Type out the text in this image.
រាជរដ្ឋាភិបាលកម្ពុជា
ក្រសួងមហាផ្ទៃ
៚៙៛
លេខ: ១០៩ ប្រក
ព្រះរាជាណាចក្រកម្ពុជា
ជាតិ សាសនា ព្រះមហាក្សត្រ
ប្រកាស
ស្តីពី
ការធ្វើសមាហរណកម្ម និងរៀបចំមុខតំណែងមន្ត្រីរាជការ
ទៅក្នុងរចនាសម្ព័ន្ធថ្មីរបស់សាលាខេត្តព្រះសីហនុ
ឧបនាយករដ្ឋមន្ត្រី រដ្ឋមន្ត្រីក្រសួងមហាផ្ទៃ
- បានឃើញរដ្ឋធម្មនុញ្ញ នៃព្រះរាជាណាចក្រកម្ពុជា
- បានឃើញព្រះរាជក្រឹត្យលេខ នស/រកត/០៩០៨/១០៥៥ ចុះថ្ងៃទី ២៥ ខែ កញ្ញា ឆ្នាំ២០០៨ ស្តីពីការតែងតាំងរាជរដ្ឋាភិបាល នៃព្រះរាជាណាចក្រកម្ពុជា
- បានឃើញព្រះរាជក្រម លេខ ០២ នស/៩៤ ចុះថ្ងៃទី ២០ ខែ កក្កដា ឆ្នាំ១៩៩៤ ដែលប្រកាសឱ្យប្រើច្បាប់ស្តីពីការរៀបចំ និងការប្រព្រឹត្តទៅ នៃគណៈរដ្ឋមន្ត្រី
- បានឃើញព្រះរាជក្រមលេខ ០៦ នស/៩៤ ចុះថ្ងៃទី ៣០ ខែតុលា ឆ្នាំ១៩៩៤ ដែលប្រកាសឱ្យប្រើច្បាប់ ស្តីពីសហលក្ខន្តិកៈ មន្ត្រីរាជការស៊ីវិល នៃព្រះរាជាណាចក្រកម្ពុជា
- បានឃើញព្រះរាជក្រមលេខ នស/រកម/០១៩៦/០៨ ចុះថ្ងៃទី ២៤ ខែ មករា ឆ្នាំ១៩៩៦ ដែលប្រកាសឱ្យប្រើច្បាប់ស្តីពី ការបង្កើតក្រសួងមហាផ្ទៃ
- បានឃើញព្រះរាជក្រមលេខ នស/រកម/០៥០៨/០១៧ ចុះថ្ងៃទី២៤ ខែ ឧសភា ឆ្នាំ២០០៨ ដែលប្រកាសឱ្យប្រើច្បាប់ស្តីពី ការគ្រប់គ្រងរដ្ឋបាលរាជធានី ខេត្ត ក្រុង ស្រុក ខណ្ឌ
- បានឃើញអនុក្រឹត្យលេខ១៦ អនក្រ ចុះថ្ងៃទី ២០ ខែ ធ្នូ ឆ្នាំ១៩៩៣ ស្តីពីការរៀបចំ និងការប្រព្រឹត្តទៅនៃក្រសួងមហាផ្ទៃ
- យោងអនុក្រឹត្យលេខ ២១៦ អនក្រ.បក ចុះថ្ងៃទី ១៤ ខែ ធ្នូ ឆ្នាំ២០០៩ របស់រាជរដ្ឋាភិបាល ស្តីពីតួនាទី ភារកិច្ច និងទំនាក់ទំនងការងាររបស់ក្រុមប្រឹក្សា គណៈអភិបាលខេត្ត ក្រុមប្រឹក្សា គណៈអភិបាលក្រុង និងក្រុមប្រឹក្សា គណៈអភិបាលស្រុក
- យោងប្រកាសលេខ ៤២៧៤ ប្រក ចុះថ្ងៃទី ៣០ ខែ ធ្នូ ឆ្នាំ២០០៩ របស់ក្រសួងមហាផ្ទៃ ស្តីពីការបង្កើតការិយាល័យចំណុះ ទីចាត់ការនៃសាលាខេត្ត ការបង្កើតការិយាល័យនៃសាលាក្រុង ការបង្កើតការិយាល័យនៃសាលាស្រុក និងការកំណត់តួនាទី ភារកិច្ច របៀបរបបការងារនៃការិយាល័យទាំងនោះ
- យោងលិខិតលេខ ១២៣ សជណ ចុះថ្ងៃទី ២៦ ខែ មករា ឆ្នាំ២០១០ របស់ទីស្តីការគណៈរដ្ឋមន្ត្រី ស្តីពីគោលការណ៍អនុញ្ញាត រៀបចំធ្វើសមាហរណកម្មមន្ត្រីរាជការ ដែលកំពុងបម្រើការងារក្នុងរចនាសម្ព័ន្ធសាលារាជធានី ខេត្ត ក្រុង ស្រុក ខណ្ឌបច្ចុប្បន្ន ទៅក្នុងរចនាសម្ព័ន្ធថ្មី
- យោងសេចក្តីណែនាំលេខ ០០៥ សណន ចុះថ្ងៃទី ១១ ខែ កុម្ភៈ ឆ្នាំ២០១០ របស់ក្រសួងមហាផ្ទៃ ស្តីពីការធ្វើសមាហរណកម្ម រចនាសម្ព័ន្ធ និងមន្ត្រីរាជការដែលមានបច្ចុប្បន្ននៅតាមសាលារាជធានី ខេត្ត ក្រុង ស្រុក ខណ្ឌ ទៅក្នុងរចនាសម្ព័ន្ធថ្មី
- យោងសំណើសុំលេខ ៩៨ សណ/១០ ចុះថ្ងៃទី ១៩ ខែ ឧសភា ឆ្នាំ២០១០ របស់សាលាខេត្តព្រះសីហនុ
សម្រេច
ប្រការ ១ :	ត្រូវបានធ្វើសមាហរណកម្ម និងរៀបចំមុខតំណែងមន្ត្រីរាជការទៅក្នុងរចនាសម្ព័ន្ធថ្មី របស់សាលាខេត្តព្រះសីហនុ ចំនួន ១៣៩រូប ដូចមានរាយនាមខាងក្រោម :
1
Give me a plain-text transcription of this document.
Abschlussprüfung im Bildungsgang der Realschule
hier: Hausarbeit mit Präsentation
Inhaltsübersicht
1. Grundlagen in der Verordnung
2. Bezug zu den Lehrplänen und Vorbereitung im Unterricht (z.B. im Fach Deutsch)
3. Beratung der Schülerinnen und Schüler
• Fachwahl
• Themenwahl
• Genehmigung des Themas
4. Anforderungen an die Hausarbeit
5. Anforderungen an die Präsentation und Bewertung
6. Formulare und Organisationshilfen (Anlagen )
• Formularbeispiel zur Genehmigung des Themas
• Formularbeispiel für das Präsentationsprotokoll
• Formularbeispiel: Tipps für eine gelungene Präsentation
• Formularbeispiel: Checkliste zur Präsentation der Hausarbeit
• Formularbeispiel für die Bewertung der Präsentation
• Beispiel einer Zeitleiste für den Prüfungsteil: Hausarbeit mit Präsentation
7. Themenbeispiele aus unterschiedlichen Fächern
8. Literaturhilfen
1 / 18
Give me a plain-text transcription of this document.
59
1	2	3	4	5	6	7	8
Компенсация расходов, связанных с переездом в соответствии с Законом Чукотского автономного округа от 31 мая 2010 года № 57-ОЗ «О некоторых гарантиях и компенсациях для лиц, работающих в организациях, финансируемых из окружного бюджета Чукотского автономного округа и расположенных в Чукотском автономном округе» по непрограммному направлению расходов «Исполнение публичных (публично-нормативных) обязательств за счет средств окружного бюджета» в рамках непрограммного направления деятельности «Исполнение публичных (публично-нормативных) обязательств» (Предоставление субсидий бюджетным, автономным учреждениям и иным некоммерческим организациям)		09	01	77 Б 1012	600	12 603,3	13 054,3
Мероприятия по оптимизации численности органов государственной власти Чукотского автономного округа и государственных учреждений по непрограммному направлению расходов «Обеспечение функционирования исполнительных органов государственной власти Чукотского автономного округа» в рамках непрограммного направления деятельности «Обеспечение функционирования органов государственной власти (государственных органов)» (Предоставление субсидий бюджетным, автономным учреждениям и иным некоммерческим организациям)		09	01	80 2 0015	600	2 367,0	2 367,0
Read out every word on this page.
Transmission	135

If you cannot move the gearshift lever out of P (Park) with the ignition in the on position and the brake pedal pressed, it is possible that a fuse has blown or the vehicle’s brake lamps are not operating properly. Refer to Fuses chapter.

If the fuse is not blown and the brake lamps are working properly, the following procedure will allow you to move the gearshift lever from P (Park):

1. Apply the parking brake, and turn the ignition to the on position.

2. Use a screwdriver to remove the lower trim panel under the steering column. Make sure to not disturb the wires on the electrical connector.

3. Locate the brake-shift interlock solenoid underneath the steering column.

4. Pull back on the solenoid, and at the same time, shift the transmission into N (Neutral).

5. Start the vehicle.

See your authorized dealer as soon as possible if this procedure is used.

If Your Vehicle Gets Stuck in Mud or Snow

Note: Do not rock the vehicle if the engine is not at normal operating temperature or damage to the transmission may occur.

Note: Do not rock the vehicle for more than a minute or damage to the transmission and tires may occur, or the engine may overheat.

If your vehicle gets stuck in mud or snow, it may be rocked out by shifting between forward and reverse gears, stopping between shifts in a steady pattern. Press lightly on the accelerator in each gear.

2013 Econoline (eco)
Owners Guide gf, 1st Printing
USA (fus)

※

#### Written request:
Among the lines of the data above, determine how many contain the word "Formularbeispiel". Report the number alone.

#### Written solution:
5